═══ AVAILABLE RECORDS ═══

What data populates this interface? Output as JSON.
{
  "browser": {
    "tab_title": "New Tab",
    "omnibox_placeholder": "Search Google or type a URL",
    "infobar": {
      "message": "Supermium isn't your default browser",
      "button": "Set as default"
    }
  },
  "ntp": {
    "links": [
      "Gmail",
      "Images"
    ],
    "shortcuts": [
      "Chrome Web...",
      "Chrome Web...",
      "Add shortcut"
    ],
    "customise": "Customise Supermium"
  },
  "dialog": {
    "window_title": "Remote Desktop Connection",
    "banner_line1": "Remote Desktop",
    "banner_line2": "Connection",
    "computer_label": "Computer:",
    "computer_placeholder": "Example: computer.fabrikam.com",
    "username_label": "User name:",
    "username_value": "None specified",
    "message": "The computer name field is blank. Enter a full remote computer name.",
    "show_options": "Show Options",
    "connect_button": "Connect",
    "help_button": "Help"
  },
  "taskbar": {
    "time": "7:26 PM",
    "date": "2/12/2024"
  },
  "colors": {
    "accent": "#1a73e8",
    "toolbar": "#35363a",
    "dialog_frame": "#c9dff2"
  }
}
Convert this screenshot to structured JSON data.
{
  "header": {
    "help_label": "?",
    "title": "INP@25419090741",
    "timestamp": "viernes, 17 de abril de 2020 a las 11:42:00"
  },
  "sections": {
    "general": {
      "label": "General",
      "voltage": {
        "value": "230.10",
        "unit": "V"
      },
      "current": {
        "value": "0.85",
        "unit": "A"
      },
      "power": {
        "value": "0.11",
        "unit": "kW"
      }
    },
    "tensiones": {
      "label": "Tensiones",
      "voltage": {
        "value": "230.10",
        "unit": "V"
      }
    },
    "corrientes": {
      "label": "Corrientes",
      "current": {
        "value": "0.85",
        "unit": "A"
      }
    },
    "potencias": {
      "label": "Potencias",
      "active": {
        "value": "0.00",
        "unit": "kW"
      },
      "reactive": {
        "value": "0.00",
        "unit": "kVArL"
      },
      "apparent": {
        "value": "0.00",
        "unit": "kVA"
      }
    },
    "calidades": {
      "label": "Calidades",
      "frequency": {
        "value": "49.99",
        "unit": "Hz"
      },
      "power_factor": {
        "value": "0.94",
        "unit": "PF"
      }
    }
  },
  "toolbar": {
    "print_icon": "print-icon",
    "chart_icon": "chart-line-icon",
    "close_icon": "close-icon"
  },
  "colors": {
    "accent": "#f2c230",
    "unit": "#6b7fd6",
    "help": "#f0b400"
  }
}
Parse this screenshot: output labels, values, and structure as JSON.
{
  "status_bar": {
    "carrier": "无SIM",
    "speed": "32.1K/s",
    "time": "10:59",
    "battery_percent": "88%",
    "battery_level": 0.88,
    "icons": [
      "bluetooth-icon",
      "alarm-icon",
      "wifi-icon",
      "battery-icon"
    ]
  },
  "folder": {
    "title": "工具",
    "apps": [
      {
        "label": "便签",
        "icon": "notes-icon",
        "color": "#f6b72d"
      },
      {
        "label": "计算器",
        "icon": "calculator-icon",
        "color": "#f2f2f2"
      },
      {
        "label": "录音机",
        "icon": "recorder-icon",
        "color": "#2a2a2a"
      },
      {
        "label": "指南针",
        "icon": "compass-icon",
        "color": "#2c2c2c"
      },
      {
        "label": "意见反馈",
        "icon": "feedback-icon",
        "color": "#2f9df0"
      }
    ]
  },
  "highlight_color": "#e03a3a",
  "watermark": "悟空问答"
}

═══

● GIVEN TASK
Set down, unchanged, the line that contains "Parse this screenshot: output" together with every later line in the records, through the last one.

● EXERCISE RESULT
Parse this screenshot: output labels, values, and structure as JSON.
{
  "status_bar": {
    "carrier": "无SIM",
    "speed": "32.1K/s",
    "time": "10:59",
    "battery_percent": "88%",
    "battery_level": 0.88,
    "icons": [
      "bluetooth-icon",
      "alarm-icon",
      "wifi-icon",
      "battery-icon"
    ]
  },
  "folder": {
    "title": "工具",
    "apps": [
      {
        "label": "便签",
        "icon": "notes-icon",
        "color": "#f6b72d"
      },
      {
        "label": "计算器",
        "icon": "calculator-icon",
        "color": "#f2f2f2"
      },
      {
        "label": "录音机",
        "icon": "recorder-icon",
        "color": "#2a2a2a"
      },
      {
        "label": "指南针",
        "icon": "compass-icon",
        "color": "#2c2c2c"
      },
      {
        "label": "意见反馈",
        "icon": "feedback-icon",
        "color": "#2f9df0"
      }
    ]
  },
  "highlight_color": "#e03a3a",
  "watermark": "悟空问答"
}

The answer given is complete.